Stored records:
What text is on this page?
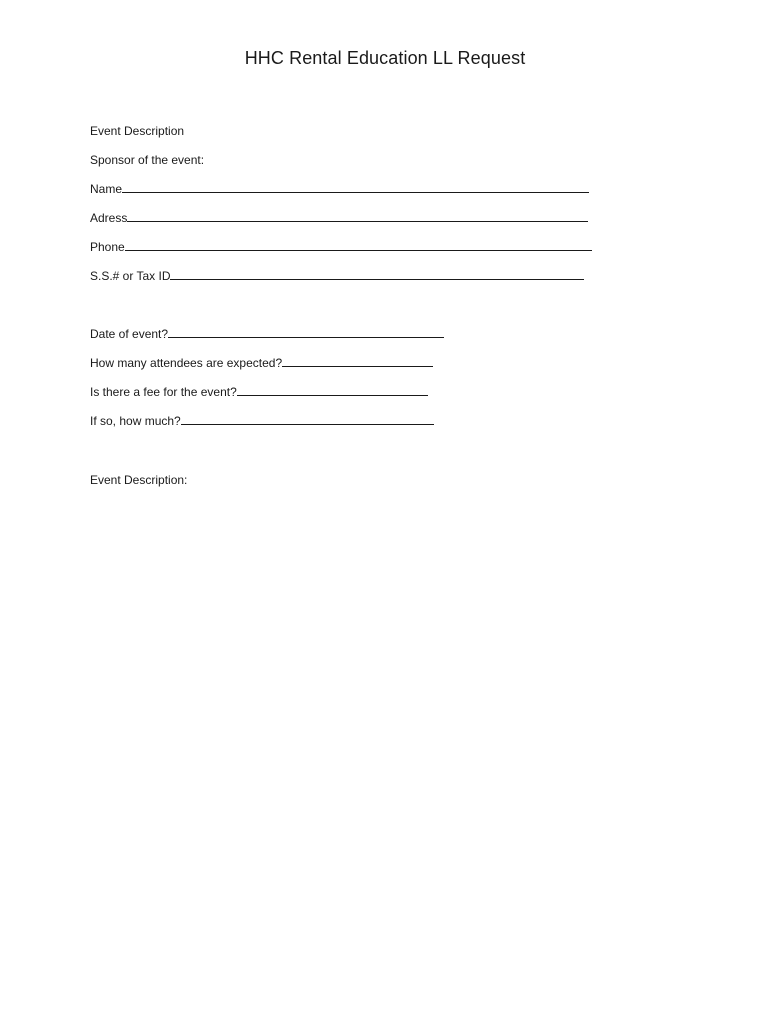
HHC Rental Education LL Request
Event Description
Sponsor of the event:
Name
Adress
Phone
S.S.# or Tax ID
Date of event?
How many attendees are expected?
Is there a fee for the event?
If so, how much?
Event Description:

Objective: Any pictures should be dropped; transcribe the rest of the records above exactly.

Output:
What text is on this page?
HHC Rental Education LL Request
Event Description
Sponsor of the event:
Name
Adress
Phone
S.S.# or Tax ID
Date of event?
How many attendees are expected?
Is there a fee for the event?
If so, how much?
Event Description:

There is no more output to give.